--- Begin Selection ---

Yes. This works fine in my app/core.cljs

thheller08:02:18

files on the classpath are meant to be ESM. it should not contain babel-rewritten commonjs

thheller08:02:42

standard ESM is fine

shivekkhurana08:02:55

I can convert the commonjs stuff to esm

thheller08:02:47

what is it converted from in the first place?

shivekkhurana08:02:49

its standard es6 with some JSX stuff

shivekkhurana08:02:02

so I use SWC to convert it to Commonjs

shivekkhurana08:02:09

and then use that source inside a CLJS app

thheller08:02:41

well commonjs should be fine in theory

shivekkhurana08:02:10

The problem is that the dep is available in cljs source (node module k can be required in cljs), but not available when js source (`(:require ["/some/thing.js" :as x])`) requires it. Ie thing.js requires it (ie node module k is not available in thing.js).

thheller08:02:05

that should be fine but I can't comment much without more info

thheller08:02:35

(:require ["@solana/web3.js" :as sol]) what is (js/console.log sol)?

shivekkhurana08:02:52

The console log si the package contents

thheller08:02:55

then it should be fine in the JS result

shivekkhurana08:02:34

Okay, thanks for the quick response.

--- End Selection ---
--- Begin Dataset entries ---

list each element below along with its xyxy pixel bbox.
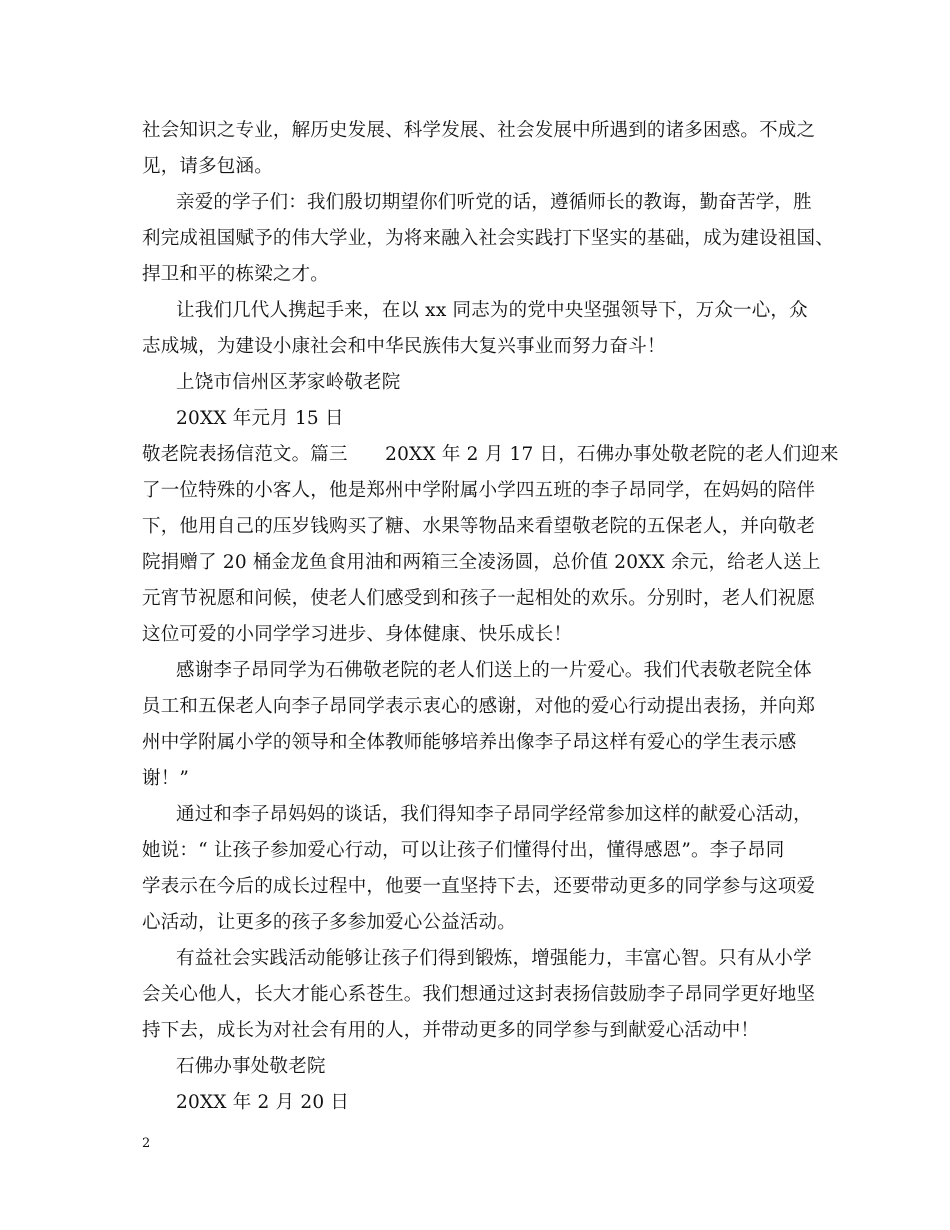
- text-line: 员工和五保老人向李子昂同学表示衷心的感谢，对他的爱心行动提出表扬，并向郑: [142, 696, 816, 717]
- text-line: 学表示在今后的成长过程中，他要一直坚持下去，还要带动更多的同学参与这项爱: [142, 876, 816, 897]
- page-number: 2: [142, 1136, 151, 1151]
- text-line: 感谢李子昂同学为石佛敬老院的老人们送上的一片爱心。我们代表敬老院全体: [176, 660, 812, 681]
- text-line: 让我们几代人携起手来，在以 xx 同志为的党中央坚强领导下，万众一心，众: [176, 300, 808, 321]
- signature-organization: 上饶市信州区茅家岭敬老院: [176, 372, 401, 393]
- text-line: 持下去，成长为对社会有用的人，并带动更多的同学参与到献爱心活动中！: [142, 1020, 760, 1041]
- text-line: 亲爱的学子们：我们殷切期望你们听党的话，遵循师长的教诲，勤奋苦学，胜: [176, 192, 812, 213]
- text-line: 谢！”: [142, 768, 190, 789]
- text-line: 有益社会实践活动能够让孩子们得到锻炼，增强能力，丰富心智。只有从小学: [176, 948, 812, 969]
- text-line: 通过和李子昂妈妈的谈话，我们得知李子昂同学经常参加这样的献爱心活动，: [176, 804, 812, 825]
- text-line: 元宵节祝愿和问候，使老人们感受到和孩子一起相处的欢乐。分别时，老人们祝愿: [142, 588, 816, 609]
- text-line: 院捐赠了 20 桶金龙鱼食用油和两箱三全凌汤圆，总价值 20XX 余元，给老人送上: [142, 552, 821, 573]
- text-line: 了一位特殊的小客人，他是郑州中学附属小学四五班的李子昂同学，在妈妈的陪伴: [142, 480, 816, 501]
- text-line: 心活动，让更多的孩子多参加爱心公益活动。: [142, 912, 517, 933]
- document-body: [142, 113, 839, 1121]
- text-line: 会关心他人，长大才能心系苍生。我们想通过这封表扬信鼓励李子昂同学更好地坚: [142, 984, 816, 1005]
- text-line: 这位可爱的小同学学习进步、身体健康、快乐成长！: [142, 624, 573, 645]
- signature-date: 20XX 年 2 月 20 日: [176, 1092, 350, 1113]
- text-line: 敬老院表扬信范文。篇三 20XX 年 2 月 17 日，石佛办事处敬老院的老人们迎来: [142, 444, 839, 465]
- text-line: 志成城，为建设小康社会和中华民族伟大复兴事业而努力奋斗！: [142, 336, 666, 357]
- text-line: 下，他用自己的压岁钱购买了糖、水果等物品来看望敬老院的五保老人，并向敬老: [142, 516, 816, 537]
- signature-date: 20XX 年元月 15 日: [176, 408, 344, 429]
- text-line: 捍卫和平的栋梁之才。: [142, 264, 330, 285]
- text-line: 社会知识之专业，解历史发展、科学发展、社会发展中所遇到的诸多困惑。不成之: [142, 120, 816, 141]
- text-line: 她说：“ 让孩子参加爱心行动，可以让孩子们懂得付出，懂得感恩”。李子昂同: [142, 840, 785, 861]
- text-line: 利完成祖国赋予的伟大学业，为将来融入社会实践打下坚实的基础，成为建设祖国、: [142, 228, 834, 249]
- text-line: 州中学附属小学的领导和全体教师能够培养出像李子昂这样有爱心的学生表示感: [142, 732, 797, 753]
- text-line: 见，请多包涵。: [142, 156, 273, 177]
- signature-organization: 石佛办事处敬老院: [176, 1056, 326, 1077]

--- End Dataset entries ---

--- Exercise 1 ---
List every timestamp shown next to the name thheller in the chat log, in order.
--- Exercise 2 ---
Extract everything in the chat log from "The problem is" down to "available in thing.js).".

--- Final answer 1 ---
08:02:18
08:02:42
08:02:47
08:02:41
08:02:05
08:02:35
08:02:55

--- Final answer 2 ---
The problem is that the dep is available in cljs source (node module k can be required in cljs), but not available when js source (`(:require ["/some/thing.js" :as x])`) requires it. Ie thing.js requires it (ie node module k is not available in thing.js).